Written instruction: Write out every line of the material exactly as it appears.

Data for this exercise:
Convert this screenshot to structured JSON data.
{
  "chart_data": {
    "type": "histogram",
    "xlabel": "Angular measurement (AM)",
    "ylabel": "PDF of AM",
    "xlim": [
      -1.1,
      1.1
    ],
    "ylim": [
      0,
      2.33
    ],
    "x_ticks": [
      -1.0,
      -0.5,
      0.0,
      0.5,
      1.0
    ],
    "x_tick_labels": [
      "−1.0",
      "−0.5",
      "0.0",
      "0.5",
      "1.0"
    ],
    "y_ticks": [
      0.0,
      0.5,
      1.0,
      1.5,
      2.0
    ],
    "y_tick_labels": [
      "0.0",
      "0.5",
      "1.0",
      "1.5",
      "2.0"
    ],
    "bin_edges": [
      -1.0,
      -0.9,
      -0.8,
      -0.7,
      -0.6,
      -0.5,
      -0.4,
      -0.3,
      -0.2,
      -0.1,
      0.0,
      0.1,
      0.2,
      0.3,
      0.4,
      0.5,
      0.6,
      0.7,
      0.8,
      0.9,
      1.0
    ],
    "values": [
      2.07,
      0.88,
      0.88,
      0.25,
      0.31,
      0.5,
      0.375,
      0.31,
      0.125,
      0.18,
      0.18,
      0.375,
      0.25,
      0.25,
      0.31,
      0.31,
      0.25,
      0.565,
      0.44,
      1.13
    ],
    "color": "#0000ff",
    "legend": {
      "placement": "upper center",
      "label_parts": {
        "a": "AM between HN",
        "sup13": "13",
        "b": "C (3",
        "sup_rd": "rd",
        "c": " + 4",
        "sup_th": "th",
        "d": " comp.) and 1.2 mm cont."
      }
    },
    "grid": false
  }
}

Written answer:
Convert this screenshot to structured JSON data.
{
  "chart_data": {
    "type": "histogram",
    "xlabel": "Angular measurement (AM)",
    "ylabel": "PDF of AM",
    "xlim": [
      -1.1,
      1.1
    ],
    "ylim": [
      0,
      2.33
    ],
    "x_ticks": [
      -1.0,
      -0.5,
      0.0,
      0.5,
      1.0
    ],
    "x_tick_labels": [
      "−1.0",
      "−0.5",
      "0.0",
      "0.5",
      "1.0"
    ],
    "y_ticks": [
      0.0,
      0.5,
      1.0,
      1.5,
      2.0
    ],
    "y_tick_labels": [
      "0.0",
      "0.5",
      "1.0",
      "1.5",
      "2.0"
    ],
    "bin_edges": [
      -1.0,
      -0.9,
      -0.8,
      -0.7,
      -0.6,
      -0.5,
      -0.4,
      -0.3,
      -0.2,
      -0.1,
      0.0,
      0.1,
      0.2,
      0.3,
      0.4,
      0.5,
      0.6,
      0.7,
      0.8,
      0.9,
      1.0
    ],
    "values": [
      2.07,
      0.88,
      0.88,
      0.25,
      0.31,
      0.5,
      0.375,
      0.31,
      0.125,
      0.18,
      0.18,
      0.375,
      0.25,
      0.25,
      0.31,
      0.31,
      0.25,
      0.565,
      0.44,
      1.13
    ],
    "color": "#0000ff",
    "legend": {
      "placement": "upper center",
      "label_parts": {
        "a": "AM between HN",
        "sup13": "13",
        "b": "C (3",
        "sup_rd": "rd",
        "c": " + 4",
        "sup_th": "th",
        "d": " comp.) and 1.2 mm cont."
      }
    },
    "grid": false
  }
}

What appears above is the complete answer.